◆ **ENTRIES PROVIDED**
● ● ●
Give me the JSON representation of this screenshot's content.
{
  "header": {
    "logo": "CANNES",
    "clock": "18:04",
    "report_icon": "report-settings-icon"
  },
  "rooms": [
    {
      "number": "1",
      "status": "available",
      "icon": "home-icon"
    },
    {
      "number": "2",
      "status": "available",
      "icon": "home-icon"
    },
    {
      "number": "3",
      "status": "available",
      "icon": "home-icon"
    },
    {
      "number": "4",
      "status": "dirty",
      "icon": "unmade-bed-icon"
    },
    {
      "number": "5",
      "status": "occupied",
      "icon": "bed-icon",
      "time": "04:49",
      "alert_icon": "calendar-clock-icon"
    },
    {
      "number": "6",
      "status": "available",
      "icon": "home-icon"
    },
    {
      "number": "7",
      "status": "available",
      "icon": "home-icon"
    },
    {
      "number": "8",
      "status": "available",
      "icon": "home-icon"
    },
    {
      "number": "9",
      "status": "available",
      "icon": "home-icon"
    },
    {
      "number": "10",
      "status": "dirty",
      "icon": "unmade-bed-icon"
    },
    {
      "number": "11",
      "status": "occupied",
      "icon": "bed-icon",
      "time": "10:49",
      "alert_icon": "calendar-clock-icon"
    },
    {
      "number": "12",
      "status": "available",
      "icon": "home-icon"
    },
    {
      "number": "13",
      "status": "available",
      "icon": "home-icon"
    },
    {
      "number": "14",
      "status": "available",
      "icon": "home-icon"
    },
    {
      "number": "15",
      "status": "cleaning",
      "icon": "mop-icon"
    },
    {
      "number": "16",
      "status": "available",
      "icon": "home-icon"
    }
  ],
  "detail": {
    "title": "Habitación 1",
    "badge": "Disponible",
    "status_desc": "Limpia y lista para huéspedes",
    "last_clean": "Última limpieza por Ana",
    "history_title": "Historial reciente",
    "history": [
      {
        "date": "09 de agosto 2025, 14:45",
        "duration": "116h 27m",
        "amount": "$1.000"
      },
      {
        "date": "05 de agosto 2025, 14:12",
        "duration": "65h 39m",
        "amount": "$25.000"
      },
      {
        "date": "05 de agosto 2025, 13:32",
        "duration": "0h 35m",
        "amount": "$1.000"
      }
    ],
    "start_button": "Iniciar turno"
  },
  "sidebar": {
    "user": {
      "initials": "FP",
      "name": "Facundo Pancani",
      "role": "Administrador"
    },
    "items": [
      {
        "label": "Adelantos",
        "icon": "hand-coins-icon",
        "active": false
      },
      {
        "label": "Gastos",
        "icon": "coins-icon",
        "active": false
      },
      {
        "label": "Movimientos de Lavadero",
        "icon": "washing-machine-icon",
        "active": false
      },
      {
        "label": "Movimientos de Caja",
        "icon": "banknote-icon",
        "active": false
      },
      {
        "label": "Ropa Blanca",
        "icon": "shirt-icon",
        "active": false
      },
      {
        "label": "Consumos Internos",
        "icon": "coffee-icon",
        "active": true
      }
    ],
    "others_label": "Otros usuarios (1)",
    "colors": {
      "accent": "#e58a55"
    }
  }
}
● ● ●
◆ **THE TASK**
Write down only how many lines in the listing contain the word "agosto".

◆ **SOLUTION TO THIS EXERCISE**
3